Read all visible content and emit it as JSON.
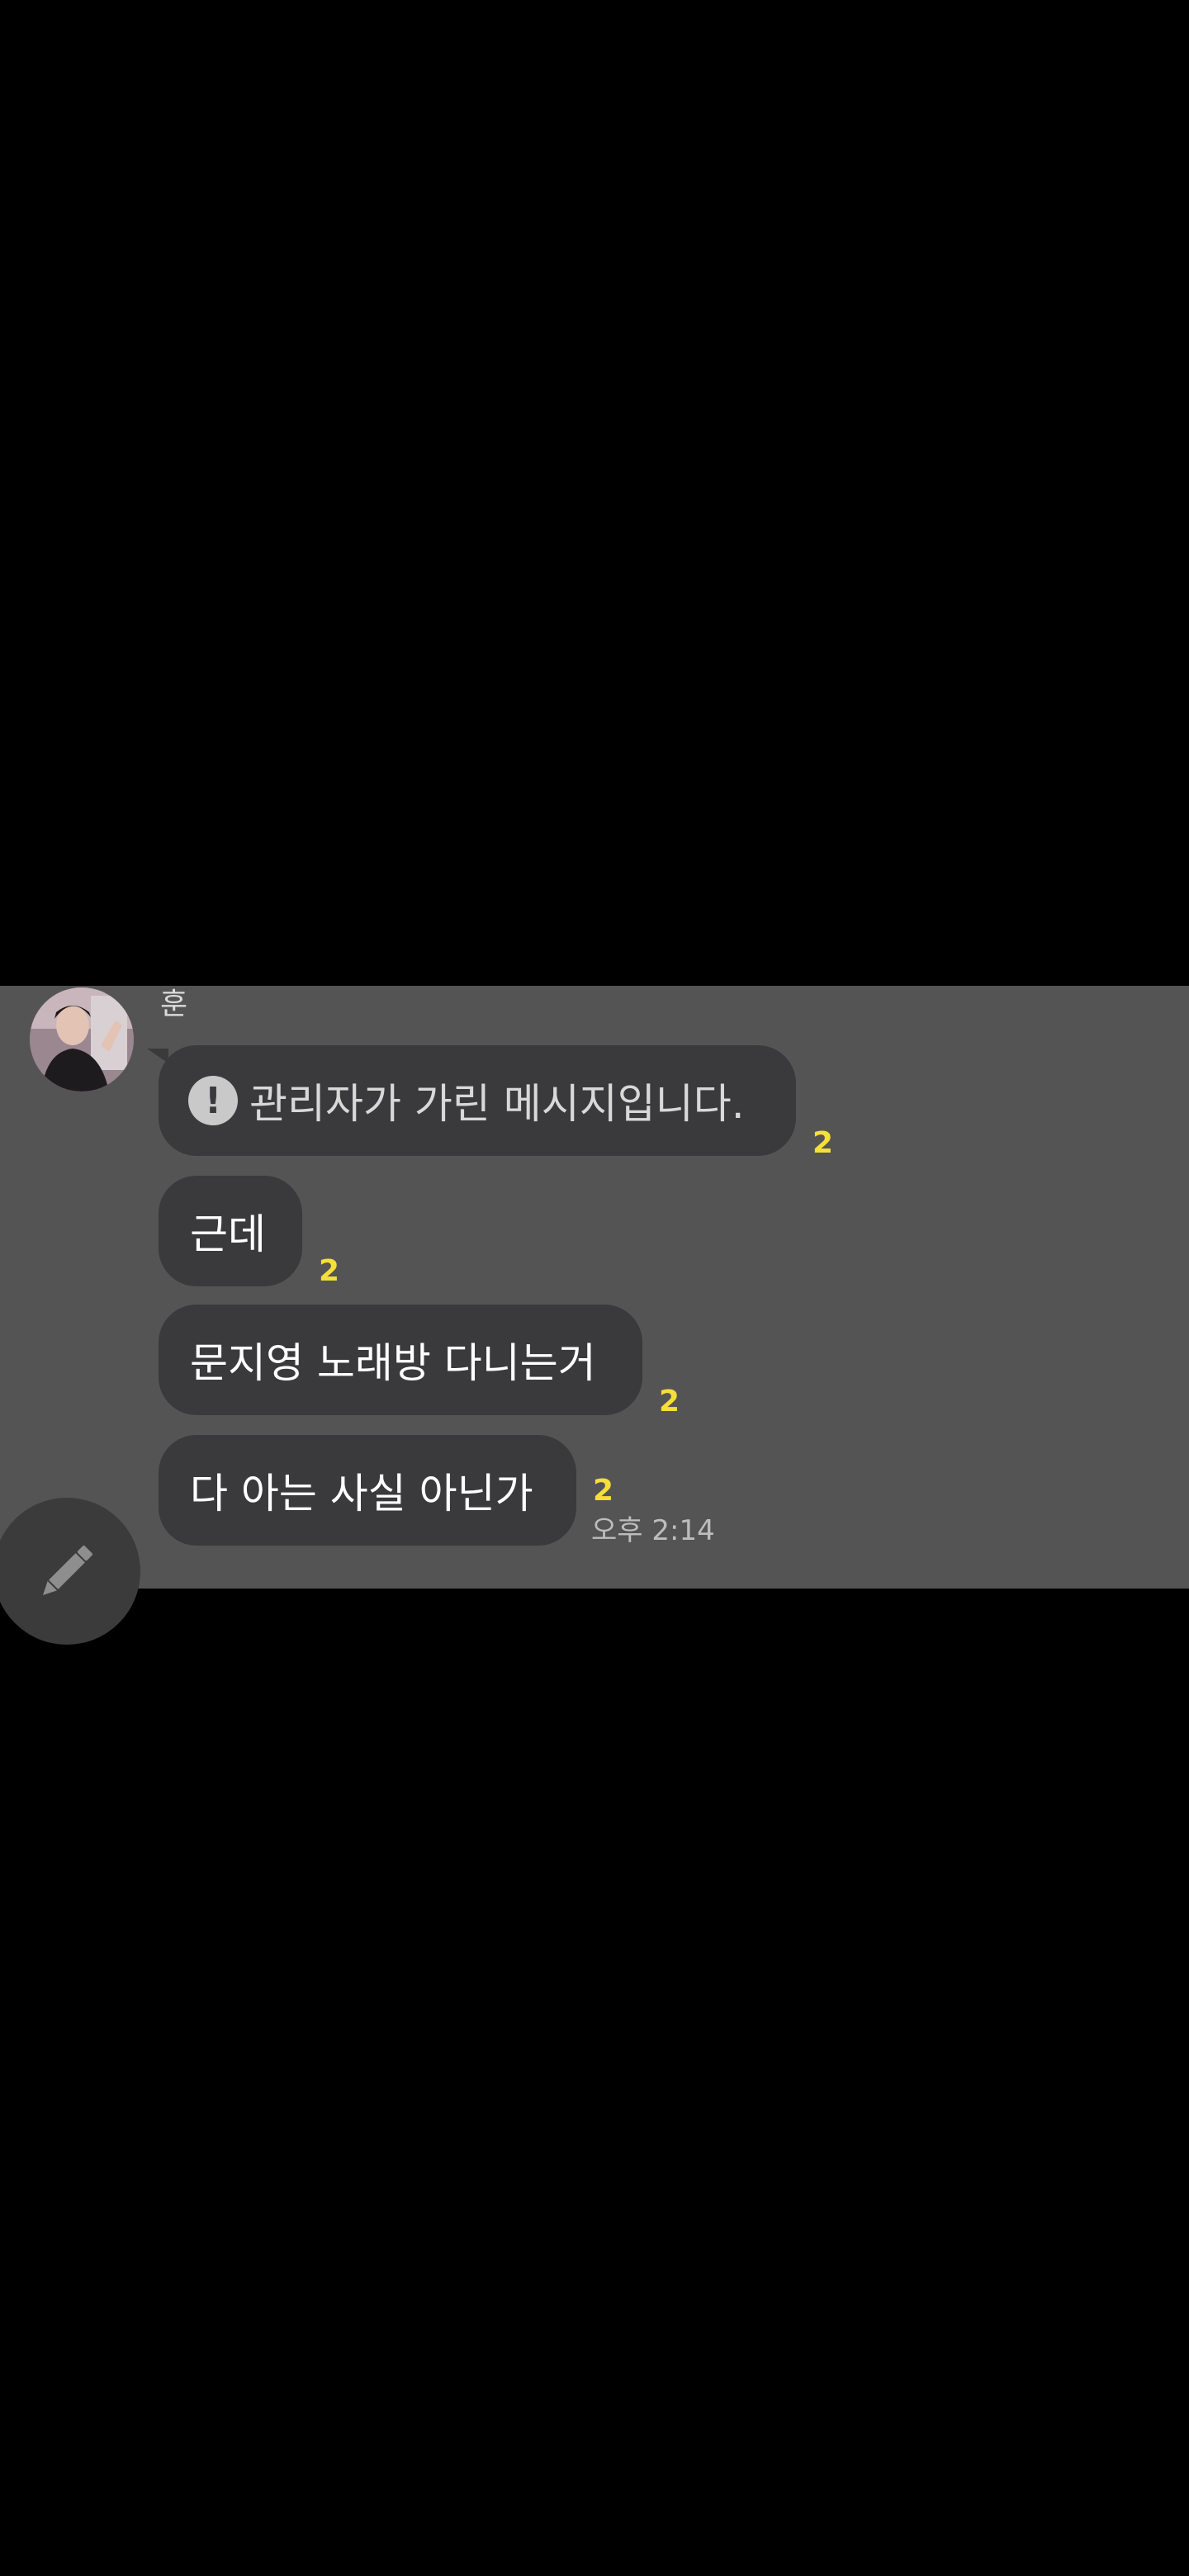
{
  "chat": {
    "sender_name": "훈",
    "messages": [
      {
        "text": "관리자가 가린 메시지입니다.",
        "unread": "2",
        "is_notice": true
      },
      {
        "text": "근데",
        "unread": "2"
      },
      {
        "text": "문지영 노래방 다니는거",
        "unread": "2"
      },
      {
        "text": "다 아는 사실 아닌가",
        "unread": "2",
        "time": "오후 2:14"
      }
    ],
    "notice_icon_glyph": "!"
  },
  "icons": {
    "avatar": "profile-photo",
    "notice": "exclamation-circle-icon",
    "compose": "pencil-icon"
  },
  "colors": {
    "page_background": "#000000",
    "chat_background": "#555455",
    "bubble": "#3a393b",
    "unread_count": "#f5df3a",
    "message_text": "#ffffff"
  }
}
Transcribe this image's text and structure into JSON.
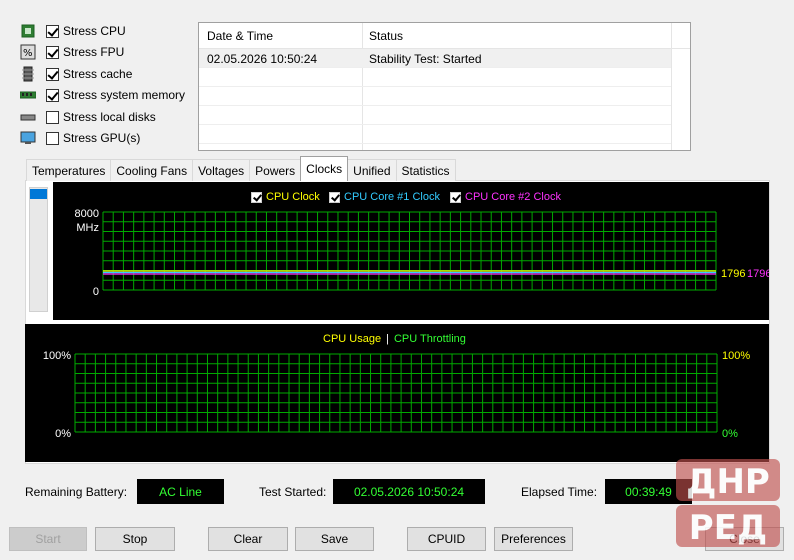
{
  "stress_options": [
    {
      "label": "Stress CPU",
      "checked": true,
      "icon": "cpu-icon"
    },
    {
      "label": "Stress FPU",
      "checked": true,
      "icon": "fpu-icon"
    },
    {
      "label": "Stress cache",
      "checked": true,
      "icon": "cache-icon"
    },
    {
      "label": "Stress system memory",
      "checked": true,
      "icon": "memory-icon"
    },
    {
      "label": "Stress local disks",
      "checked": false,
      "icon": "disk-icon"
    },
    {
      "label": "Stress GPU(s)",
      "checked": false,
      "icon": "gpu-icon"
    }
  ],
  "log": {
    "columns": [
      "Date & Time",
      "Status"
    ],
    "rows": [
      {
        "datetime": "02.05.2026 10:50:24",
        "status": "Stability Test: Started"
      }
    ]
  },
  "tabs": [
    "Temperatures",
    "Cooling Fans",
    "Voltages",
    "Powers",
    "Clocks",
    "Unified",
    "Statistics"
  ],
  "active_tab": "Clocks",
  "clock_chart": {
    "legend": [
      {
        "label": "CPU Clock",
        "color": "#ffff00"
      },
      {
        "label": "CPU Core #1 Clock",
        "color": "#33ccff"
      },
      {
        "label": "CPU Core #2 Clock",
        "color": "#ff33ff"
      }
    ],
    "y_max_label": "8000",
    "y_unit_label": "MHz",
    "y_min_label": "0",
    "value_labels": [
      "1796",
      "1796"
    ],
    "value_label_colors": [
      "#ffff00",
      "#ff33ff"
    ],
    "grid_color": "#00aa00"
  },
  "chart_data": [
    {
      "type": "line",
      "series": [
        {
          "name": "CPU Clock",
          "color": "#ffff00",
          "values": [
            1796
          ]
        },
        {
          "name": "CPU Core #1 Clock",
          "color": "#33ccff",
          "values": [
            1796
          ]
        },
        {
          "name": "CPU Core #2 Clock",
          "color": "#ff33ff",
          "values": [
            1796
          ]
        }
      ],
      "ylim": [
        0,
        8000
      ],
      "ylabel": "MHz",
      "grid": true
    },
    {
      "type": "line",
      "series": [
        {
          "name": "CPU Usage",
          "color": "#ffff00",
          "values": []
        },
        {
          "name": "CPU Throttling",
          "color": "#33ff33",
          "values": []
        }
      ],
      "ylim": [
        0,
        100
      ],
      "grid": true
    }
  ],
  "usage_chart": {
    "legend_usage": "CPU Usage",
    "legend_sep": "|",
    "legend_throttling": "CPU Throttling",
    "usage_color": "#ffff00",
    "throttling_color": "#33ff33",
    "left_top_label": "100%",
    "left_bottom_label": "0%",
    "right_top_label": "100%",
    "right_bottom_label": "0%"
  },
  "status": {
    "battery_label": "Remaining Battery:",
    "battery_value": "AC Line",
    "started_label": "Test Started:",
    "started_value": "02.05.2026 10:50:24",
    "elapsed_label": "Elapsed Time:",
    "elapsed_value": "00:39:49"
  },
  "buttons": {
    "start": "Start",
    "stop": "Stop",
    "clear": "Clear",
    "save": "Save",
    "cpuid": "CPUID",
    "preferences": "Preferences",
    "close": "Close"
  },
  "watermark": {
    "line1": "ДНР",
    "line2": "РЕД"
  }
}
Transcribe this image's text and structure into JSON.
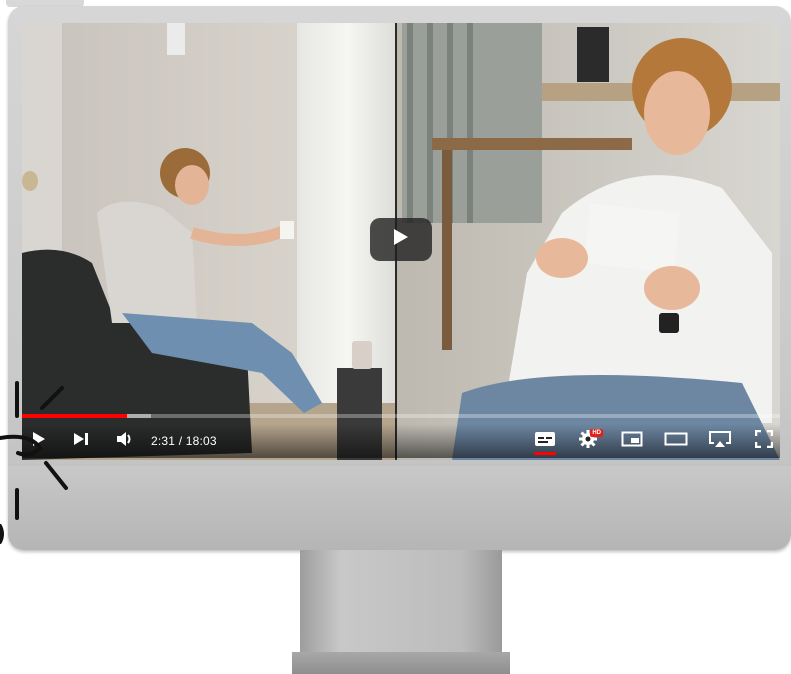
{
  "player": {
    "time_display": "2:31 / 18:03",
    "progress_fraction": 0.139,
    "buffered_fraction": 0.17,
    "quality_badge": "HD",
    "accent_color": "#ff0000"
  },
  "icons": {
    "big_play": "play-icon",
    "play": "play-icon",
    "next": "next-icon",
    "volume": "volume-icon",
    "subtitles": "subtitles-icon",
    "settings": "gear-icon",
    "miniplayer": "miniplayer-icon",
    "theater": "theater-mode-icon",
    "airplay": "airplay-icon",
    "fullscreen": "fullscreen-icon"
  }
}
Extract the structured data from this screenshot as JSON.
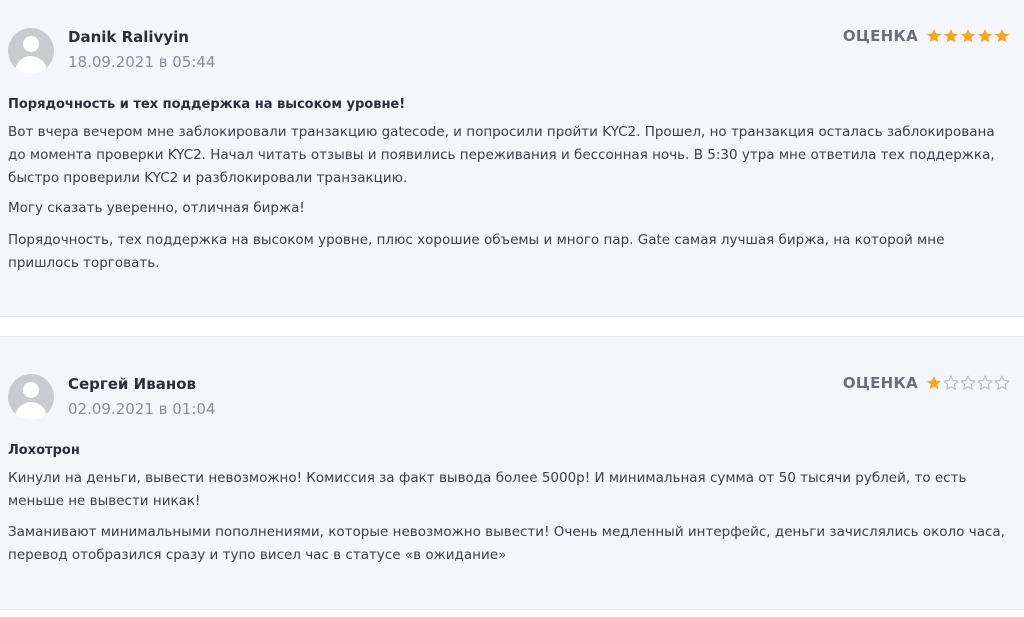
::::::::::
**Exercise prompt:**
Scan the listing above. Gather each line that contains the word "memory".

**Solution below:**
      "label": "Stress system memory",
      "icon": "memory-icon"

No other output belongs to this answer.